[Dataset items]
□ □ □ □ □
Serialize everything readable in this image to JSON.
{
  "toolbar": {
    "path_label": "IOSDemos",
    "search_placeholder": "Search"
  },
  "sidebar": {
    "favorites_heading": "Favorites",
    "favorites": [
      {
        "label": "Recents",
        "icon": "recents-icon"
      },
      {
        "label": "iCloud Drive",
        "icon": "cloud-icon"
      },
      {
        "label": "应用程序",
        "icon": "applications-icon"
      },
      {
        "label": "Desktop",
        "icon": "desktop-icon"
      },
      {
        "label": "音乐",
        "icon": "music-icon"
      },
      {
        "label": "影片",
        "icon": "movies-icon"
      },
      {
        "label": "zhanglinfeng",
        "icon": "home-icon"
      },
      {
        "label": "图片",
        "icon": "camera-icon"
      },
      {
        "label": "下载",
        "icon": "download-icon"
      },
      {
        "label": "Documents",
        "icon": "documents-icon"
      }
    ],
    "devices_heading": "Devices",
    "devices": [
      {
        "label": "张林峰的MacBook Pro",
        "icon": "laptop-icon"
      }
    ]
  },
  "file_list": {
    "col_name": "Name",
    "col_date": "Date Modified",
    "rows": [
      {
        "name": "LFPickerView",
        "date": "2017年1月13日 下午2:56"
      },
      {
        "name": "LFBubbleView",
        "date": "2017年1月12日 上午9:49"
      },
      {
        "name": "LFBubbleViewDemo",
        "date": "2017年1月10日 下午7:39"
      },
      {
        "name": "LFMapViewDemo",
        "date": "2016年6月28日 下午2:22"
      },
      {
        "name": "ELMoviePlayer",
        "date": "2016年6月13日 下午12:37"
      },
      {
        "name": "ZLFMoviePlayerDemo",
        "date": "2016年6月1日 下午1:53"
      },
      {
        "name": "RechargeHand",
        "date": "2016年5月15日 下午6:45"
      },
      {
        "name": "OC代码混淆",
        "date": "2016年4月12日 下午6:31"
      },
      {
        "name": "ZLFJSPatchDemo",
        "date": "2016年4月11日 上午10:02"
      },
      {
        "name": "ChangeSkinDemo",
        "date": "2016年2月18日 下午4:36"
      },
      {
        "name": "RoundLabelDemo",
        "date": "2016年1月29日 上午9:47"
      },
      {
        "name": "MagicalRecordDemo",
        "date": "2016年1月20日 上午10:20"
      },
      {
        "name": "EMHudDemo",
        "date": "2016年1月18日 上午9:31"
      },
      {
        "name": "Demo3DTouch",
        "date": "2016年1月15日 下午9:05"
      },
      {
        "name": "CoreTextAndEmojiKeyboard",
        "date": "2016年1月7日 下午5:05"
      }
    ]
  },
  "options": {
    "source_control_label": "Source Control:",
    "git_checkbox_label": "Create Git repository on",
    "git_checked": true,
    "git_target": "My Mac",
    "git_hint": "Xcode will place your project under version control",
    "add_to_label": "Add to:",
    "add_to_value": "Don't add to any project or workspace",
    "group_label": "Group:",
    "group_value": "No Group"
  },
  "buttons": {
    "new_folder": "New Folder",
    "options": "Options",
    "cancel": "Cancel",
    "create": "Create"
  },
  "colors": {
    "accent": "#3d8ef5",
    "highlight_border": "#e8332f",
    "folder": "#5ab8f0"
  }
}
□ □ □ □ □
=== What you should do ===
Repeat the material in full, exactly as it stands.

=== Solution for this task ===
Serialize everything readable in this image to JSON.
{
  "toolbar": {
    "path_label": "IOSDemos",
    "search_placeholder": "Search"
  },
  "sidebar": {
    "favorites_heading": "Favorites",
    "favorites": [
      {
        "label": "Recents",
        "icon": "recents-icon"
      },
      {
        "label": "iCloud Drive",
        "icon": "cloud-icon"
      },
      {
        "label": "应用程序",
        "icon": "applications-icon"
      },
      {
        "label": "Desktop",
        "icon": "desktop-icon"
      },
      {
        "label": "音乐",
        "icon": "music-icon"
      },
      {
        "label": "影片",
        "icon": "movies-icon"
      },
      {
        "label": "zhanglinfeng",
        "icon": "home-icon"
      },
      {
        "label": "图片",
        "icon": "camera-icon"
      },
      {
        "label": "下载",
        "icon": "download-icon"
      },
      {
        "label": "Documents",
        "icon": "documents-icon"
      }
    ],
    "devices_heading": "Devices",
    "devices": [
      {
        "label": "张林峰的MacBook Pro",
        "icon": "laptop-icon"
      }
    ]
  },
  "file_list": {
    "col_name": "Name",
    "col_date": "Date Modified",
    "rows": [
      {
        "name": "LFPickerView",
        "date": "2017年1月13日 下午2:56"
      },
      {
        "name": "LFBubbleView",
        "date": "2017年1月12日 上午9:49"
      },
      {
        "name": "LFBubbleViewDemo",
        "date": "2017年1月10日 下午7:39"
      },
      {
        "name": "LFMapViewDemo",
        "date": "2016年6月28日 下午2:22"
      },
      {
        "name": "ELMoviePlayer",
        "date": "2016年6月13日 下午12:37"
      },
      {
        "name": "ZLFMoviePlayerDemo",
        "date": "2016年6月1日 下午1:53"
      },
      {
        "name": "RechargeHand",
        "date": "2016年5月15日 下午6:45"
      },
      {
        "name": "OC代码混淆",
        "date": "2016年4月12日 下午6:31"
      },
      {
        "name": "ZLFJSPatchDemo",
        "date": "2016年4月11日 上午10:02"
      },
      {
        "name": "ChangeSkinDemo",
        "date": "2016年2月18日 下午4:36"
      },
      {
        "name": "RoundLabelDemo",
        "date": "2016年1月29日 上午9:47"
      },
      {
        "name": "MagicalRecordDemo",
        "date": "2016年1月20日 上午10:20"
      },
      {
        "name": "EMHudDemo",
        "date": "2016年1月18日 上午9:31"
      },
      {
        "name": "Demo3DTouch",
        "date": "2016年1月15日 下午9:05"
      },
      {
        "name": "CoreTextAndEmojiKeyboard",
        "date": "2016年1月7日 下午5:05"
      }
    ]
  },
  "options": {
    "source_control_label": "Source Control:",
    "git_checkbox_label": "Create Git repository on",
    "git_checked": true,
    "git_target": "My Mac",
    "git_hint": "Xcode will place your project under version control",
    "add_to_label": "Add to:",
    "add_to_value": "Don't add to any project or workspace",
    "group_label": "Group:",
    "group_value": "No Group"
  },
  "buttons": {
    "new_folder": "New Folder",
    "options": "Options",
    "cancel": "Cancel",
    "create": "Create"
  },
  "colors": {
    "accent": "#3d8ef5",
    "highlight_border": "#e8332f",
    "folder": "#5ab8f0"
  }
}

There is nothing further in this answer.